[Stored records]
************
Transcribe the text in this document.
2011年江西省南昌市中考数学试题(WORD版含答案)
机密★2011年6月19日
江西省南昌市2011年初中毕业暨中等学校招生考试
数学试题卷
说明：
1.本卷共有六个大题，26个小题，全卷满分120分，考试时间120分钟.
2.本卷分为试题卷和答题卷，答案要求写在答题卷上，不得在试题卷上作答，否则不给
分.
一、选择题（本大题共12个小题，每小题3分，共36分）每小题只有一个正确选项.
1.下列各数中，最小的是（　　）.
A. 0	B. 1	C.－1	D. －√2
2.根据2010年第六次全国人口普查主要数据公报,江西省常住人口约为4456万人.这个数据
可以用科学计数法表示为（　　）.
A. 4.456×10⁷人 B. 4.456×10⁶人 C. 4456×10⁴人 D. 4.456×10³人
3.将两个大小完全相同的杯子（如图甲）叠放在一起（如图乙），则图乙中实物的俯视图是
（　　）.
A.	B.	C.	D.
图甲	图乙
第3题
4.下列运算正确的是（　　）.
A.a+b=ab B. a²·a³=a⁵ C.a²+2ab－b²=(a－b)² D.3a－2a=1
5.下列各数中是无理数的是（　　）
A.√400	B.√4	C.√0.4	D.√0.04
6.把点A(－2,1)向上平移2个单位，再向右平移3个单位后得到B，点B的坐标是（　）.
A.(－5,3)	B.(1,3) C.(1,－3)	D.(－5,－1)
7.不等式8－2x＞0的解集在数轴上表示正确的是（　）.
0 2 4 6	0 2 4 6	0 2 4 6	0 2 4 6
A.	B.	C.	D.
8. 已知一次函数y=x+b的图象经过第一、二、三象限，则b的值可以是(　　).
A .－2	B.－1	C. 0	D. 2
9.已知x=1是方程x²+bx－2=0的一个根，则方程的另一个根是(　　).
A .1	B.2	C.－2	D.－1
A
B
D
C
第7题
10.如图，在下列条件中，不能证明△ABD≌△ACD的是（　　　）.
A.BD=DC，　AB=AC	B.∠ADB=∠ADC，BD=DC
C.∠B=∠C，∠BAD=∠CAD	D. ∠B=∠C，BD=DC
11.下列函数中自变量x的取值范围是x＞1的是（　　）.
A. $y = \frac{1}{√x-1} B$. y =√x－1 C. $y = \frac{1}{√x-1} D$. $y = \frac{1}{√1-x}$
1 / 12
************
Take the records above and return them exactly as written.

# [Solution to this exercise]
Transcribe the text in this document.
2011年江西省南昌市中考数学试题(WORD版含答案)
机密★2011年6月19日
江西省南昌市2011年初中毕业暨中等学校招生考试
数学试题卷
说明：
1.本卷共有六个大题，26个小题，全卷满分120分，考试时间120分钟.
2.本卷分为试题卷和答题卷，答案要求写在答题卷上，不得在试题卷上作答，否则不给
分.
一、选择题（本大题共12个小题，每小题3分，共36分）每小题只有一个正确选项.
1.下列各数中，最小的是（　　）.
A. 0	B. 1	C.－1	D. －√2
2.根据2010年第六次全国人口普查主要数据公报,江西省常住人口约为4456万人.这个数据
可以用科学计数法表示为（　　）.
A. 4.456×10⁷人 B. 4.456×10⁶人 C. 4456×10⁴人 D. 4.456×10³人
3.将两个大小完全相同的杯子（如图甲）叠放在一起（如图乙），则图乙中实物的俯视图是
（　　）.
A.	B.	C.	D.
图甲	图乙
第3题
4.下列运算正确的是（　　）.
A.a+b=ab B. a²·a³=a⁵ C.a²+2ab－b²=(a－b)² D.3a－2a=1
5.下列各数中是无理数的是（　　）
A.√400	B.√4	C.√0.4	D.√0.04
6.把点A(－2,1)向上平移2个单位，再向右平移3个单位后得到B，点B的坐标是（　）.
A.(－5,3)	B.(1,3) C.(1,－3)	D.(－5,－1)
7.不等式8－2x＞0的解集在数轴上表示正确的是（　）.
0 2 4 6	0 2 4 6	0 2 4 6	0 2 4 6
A.	B.	C.	D.
8. 已知一次函数y=x+b的图象经过第一、二、三象限，则b的值可以是(　　).
A .－2	B.－1	C. 0	D. 2
9.已知x=1是方程x²+bx－2=0的一个根，则方程的另一个根是(　　).
A .1	B.2	C.－2	D.－1
A
B
D
C
第7题
10.如图，在下列条件中，不能证明△ABD≌△ACD的是（　　　）.
A.BD=DC，　AB=AC	B.∠ADB=∠ADC，BD=DC
C.∠B=∠C，∠BAD=∠CAD	D. ∠B=∠C，BD=DC
11.下列函数中自变量x的取值范围是x＞1的是（　　）.
A. $y = \frac{1}{√x-1} B$. y =√x－1 C. $y = \frac{1}{√x-1} D$. $y = \frac{1}{√1-x}$
1 / 12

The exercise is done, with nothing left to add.